start Data for this task

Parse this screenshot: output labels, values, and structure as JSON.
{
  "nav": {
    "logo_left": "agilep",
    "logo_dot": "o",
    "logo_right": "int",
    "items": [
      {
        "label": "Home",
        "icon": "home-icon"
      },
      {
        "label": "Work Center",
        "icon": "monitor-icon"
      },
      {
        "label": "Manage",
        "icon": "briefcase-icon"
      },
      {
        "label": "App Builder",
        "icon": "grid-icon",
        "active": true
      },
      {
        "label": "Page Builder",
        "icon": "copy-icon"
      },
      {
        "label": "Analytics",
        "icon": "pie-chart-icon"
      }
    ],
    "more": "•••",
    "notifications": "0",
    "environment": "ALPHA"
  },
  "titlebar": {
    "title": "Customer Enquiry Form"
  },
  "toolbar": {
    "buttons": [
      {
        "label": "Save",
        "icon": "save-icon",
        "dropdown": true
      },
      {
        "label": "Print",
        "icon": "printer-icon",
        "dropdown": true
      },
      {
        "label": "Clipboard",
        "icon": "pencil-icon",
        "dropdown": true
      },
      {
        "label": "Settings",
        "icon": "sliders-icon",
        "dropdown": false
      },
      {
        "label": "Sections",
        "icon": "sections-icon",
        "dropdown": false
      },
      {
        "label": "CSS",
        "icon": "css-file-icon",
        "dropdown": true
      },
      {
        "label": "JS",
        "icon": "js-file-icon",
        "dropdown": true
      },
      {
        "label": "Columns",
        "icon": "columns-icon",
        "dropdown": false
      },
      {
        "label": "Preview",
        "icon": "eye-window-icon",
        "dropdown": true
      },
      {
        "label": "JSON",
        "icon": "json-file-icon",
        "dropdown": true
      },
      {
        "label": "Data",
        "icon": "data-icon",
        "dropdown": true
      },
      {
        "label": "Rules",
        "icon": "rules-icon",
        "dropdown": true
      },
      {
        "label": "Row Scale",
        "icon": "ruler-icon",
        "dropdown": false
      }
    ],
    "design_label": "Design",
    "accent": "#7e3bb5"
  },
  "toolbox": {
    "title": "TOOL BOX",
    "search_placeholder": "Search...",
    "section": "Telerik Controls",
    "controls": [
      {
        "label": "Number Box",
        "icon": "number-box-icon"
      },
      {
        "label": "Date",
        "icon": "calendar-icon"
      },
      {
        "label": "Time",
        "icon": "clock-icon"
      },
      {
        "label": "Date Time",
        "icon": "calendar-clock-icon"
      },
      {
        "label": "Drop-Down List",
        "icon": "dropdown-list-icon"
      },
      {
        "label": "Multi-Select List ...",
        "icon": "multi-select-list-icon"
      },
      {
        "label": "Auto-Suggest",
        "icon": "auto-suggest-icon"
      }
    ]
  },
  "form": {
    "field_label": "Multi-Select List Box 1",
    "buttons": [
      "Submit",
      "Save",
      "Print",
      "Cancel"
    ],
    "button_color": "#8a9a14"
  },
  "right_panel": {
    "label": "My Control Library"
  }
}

end Data for this task
start Data for this task

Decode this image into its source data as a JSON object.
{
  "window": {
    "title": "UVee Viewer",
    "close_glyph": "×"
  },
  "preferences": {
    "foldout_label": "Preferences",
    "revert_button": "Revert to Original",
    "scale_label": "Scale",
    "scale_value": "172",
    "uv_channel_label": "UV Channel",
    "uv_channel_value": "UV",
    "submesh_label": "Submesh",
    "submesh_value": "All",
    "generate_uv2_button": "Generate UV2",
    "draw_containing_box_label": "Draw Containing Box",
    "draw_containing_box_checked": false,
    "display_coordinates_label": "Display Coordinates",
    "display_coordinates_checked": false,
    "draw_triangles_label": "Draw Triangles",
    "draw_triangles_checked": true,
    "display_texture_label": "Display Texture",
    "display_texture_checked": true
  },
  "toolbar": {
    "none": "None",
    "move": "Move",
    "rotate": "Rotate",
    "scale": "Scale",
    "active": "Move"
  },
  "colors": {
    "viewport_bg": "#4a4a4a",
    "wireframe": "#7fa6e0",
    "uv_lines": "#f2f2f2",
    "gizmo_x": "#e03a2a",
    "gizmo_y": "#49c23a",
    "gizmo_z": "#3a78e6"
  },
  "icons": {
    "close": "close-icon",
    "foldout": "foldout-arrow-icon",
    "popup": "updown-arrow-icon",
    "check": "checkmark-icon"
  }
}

end Data for this task
start Data for this task

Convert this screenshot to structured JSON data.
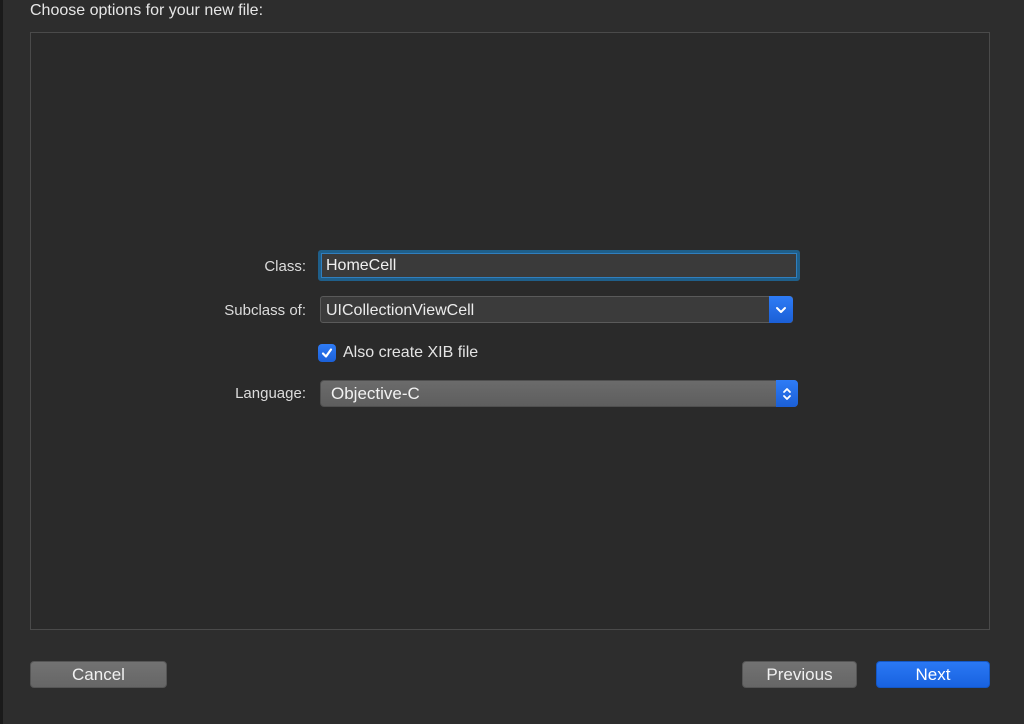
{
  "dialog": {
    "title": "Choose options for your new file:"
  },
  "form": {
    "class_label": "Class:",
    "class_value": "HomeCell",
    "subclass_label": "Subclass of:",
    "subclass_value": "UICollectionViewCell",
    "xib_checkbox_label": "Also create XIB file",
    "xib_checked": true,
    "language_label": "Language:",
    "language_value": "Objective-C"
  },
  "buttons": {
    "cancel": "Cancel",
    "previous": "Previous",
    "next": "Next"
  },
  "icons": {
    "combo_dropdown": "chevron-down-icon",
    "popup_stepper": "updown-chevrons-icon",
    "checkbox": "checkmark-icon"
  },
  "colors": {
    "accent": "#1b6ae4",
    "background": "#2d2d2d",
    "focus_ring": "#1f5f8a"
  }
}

end Data for this task

Exercise directions: In the records above, find each line with the word "screenshot" and copy it.

Complete response:
Parse this screenshot: output labels, values, and structure as JSON.
Convert this screenshot to structured JSON data.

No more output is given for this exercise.